Where a line holds the string "image", return that line.
start DATA RECORDS
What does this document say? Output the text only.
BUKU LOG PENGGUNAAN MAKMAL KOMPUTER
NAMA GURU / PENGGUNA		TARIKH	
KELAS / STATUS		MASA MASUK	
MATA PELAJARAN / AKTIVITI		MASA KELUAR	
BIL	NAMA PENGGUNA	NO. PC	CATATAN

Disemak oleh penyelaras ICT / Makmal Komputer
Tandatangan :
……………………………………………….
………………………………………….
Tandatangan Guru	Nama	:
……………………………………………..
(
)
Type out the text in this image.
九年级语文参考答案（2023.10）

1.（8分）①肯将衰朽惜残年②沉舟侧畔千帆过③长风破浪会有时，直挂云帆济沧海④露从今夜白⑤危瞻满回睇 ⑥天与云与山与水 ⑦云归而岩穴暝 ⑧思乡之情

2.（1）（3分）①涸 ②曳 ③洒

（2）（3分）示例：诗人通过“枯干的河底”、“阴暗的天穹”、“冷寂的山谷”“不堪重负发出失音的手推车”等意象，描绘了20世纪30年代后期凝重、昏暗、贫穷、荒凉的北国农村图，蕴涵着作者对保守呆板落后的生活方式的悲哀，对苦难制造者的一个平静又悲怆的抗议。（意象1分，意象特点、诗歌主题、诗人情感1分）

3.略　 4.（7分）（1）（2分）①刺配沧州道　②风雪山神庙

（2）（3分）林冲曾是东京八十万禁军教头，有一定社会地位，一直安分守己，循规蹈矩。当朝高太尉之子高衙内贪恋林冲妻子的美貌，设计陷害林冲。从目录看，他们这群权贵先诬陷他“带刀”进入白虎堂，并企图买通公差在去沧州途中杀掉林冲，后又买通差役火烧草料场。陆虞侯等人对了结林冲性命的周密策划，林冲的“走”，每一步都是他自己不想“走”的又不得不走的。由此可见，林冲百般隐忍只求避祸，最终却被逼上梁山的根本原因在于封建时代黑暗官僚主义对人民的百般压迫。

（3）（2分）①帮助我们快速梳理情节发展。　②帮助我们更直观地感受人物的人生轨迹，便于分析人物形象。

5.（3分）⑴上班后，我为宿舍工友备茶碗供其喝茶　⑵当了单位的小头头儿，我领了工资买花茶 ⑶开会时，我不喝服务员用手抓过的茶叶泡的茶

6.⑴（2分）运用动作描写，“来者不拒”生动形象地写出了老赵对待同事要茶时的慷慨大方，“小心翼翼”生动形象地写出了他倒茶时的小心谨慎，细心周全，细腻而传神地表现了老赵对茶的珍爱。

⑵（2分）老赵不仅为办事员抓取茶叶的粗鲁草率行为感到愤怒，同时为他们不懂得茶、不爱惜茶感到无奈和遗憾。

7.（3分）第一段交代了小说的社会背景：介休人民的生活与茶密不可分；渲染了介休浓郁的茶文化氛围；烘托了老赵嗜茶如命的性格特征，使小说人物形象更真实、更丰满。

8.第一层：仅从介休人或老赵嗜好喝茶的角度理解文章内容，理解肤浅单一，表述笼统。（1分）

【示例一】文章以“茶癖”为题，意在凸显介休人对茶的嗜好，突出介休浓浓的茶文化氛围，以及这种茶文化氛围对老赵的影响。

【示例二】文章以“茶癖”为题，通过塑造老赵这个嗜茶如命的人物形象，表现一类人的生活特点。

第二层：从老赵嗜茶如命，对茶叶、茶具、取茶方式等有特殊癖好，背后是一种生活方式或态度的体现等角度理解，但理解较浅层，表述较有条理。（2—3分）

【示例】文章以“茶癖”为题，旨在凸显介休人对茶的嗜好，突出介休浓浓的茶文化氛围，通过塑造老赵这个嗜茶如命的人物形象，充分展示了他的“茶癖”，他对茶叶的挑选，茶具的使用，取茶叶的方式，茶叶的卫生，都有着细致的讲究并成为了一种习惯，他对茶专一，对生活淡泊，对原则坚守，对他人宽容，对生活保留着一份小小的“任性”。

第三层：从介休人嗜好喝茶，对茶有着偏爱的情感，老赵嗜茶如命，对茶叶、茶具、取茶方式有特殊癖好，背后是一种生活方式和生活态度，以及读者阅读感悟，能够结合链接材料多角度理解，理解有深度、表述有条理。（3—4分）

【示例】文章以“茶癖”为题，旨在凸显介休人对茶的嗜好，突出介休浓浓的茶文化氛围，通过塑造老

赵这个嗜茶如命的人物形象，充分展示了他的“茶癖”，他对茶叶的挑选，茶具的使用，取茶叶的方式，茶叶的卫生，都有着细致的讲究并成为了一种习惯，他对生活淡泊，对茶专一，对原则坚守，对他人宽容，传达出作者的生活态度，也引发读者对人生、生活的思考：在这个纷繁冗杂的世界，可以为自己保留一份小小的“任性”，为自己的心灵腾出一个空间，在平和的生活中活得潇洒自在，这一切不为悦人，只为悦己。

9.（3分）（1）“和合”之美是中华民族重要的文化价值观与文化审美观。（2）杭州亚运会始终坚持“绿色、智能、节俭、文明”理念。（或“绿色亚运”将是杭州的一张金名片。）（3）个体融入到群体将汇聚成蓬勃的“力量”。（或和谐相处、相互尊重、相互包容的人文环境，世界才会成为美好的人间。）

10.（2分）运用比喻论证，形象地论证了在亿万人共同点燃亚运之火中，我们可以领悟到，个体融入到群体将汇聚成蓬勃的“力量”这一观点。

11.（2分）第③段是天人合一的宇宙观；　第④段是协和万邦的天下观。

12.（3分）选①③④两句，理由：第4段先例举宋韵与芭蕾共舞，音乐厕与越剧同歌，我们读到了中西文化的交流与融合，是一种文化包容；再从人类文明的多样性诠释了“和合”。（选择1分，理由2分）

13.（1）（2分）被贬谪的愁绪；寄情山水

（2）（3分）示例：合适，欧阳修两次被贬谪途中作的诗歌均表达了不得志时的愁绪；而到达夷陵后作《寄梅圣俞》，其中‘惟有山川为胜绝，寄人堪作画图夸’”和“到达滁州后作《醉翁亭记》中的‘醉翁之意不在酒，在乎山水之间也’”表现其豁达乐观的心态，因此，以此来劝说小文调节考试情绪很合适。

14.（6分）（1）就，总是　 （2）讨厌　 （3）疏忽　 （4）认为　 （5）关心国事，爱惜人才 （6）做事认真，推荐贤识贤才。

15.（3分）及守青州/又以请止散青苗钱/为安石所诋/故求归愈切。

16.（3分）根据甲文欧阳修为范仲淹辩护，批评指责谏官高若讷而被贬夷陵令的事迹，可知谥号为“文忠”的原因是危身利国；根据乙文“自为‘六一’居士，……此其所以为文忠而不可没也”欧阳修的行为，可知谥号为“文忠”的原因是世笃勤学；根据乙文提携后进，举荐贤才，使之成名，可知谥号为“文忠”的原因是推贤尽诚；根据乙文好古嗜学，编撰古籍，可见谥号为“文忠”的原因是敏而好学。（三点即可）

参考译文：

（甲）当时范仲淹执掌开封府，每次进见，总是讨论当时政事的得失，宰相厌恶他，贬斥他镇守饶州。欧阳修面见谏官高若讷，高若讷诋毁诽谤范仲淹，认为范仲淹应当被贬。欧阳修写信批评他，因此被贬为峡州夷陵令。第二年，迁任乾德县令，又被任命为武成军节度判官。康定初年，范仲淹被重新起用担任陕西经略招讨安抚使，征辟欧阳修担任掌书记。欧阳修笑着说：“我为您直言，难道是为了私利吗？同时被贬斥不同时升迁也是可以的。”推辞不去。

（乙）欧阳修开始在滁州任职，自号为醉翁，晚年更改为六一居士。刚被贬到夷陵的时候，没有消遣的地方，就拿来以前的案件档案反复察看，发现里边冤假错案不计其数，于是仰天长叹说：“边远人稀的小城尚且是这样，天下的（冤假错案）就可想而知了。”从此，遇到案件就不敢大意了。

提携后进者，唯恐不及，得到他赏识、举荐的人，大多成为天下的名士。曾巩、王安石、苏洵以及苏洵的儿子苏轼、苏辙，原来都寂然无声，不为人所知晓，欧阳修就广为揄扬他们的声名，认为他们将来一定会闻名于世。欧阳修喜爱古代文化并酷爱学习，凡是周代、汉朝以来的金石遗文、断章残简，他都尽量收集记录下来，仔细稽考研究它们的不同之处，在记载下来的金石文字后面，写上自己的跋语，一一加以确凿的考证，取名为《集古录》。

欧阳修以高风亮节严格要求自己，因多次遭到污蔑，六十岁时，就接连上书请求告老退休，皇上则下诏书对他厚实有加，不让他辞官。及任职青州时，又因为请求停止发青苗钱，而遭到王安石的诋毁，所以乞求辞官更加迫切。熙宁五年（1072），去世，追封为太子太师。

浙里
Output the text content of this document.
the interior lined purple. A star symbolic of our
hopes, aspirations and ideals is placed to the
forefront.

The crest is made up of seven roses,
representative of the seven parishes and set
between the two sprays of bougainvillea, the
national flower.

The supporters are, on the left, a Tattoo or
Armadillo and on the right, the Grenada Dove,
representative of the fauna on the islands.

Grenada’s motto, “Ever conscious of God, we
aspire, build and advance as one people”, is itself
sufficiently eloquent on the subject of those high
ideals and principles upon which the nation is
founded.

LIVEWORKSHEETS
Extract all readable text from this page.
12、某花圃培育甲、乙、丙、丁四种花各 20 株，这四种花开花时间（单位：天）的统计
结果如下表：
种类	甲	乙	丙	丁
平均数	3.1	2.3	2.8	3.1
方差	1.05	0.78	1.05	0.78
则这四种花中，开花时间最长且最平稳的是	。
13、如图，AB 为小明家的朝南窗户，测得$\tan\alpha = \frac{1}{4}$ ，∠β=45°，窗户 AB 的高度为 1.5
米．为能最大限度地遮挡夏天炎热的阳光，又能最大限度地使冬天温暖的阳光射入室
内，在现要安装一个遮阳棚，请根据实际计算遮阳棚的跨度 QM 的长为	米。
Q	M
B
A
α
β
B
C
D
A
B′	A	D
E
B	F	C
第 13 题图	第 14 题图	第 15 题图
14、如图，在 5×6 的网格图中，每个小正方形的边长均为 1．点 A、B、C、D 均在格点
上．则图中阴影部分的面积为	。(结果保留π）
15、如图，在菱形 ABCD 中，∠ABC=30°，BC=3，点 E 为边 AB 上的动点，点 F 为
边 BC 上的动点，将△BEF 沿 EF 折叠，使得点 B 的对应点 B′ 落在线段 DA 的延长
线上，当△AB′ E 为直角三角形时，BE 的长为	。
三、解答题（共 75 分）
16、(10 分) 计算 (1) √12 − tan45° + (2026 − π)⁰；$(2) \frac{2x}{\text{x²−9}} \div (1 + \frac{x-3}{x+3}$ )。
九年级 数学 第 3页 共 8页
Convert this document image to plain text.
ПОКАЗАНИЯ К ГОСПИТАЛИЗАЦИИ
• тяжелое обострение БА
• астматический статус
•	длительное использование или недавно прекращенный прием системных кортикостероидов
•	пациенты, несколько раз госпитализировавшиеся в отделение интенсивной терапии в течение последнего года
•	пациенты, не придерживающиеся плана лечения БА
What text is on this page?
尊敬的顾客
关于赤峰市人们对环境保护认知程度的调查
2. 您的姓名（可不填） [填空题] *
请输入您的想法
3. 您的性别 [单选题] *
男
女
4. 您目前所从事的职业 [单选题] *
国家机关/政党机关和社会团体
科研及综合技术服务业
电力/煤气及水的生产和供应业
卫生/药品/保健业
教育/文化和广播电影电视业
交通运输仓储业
end DATA RECORDS
- **CORRECT OUTPUT**:
Type out the text in this image.
Convert this document image to plain text.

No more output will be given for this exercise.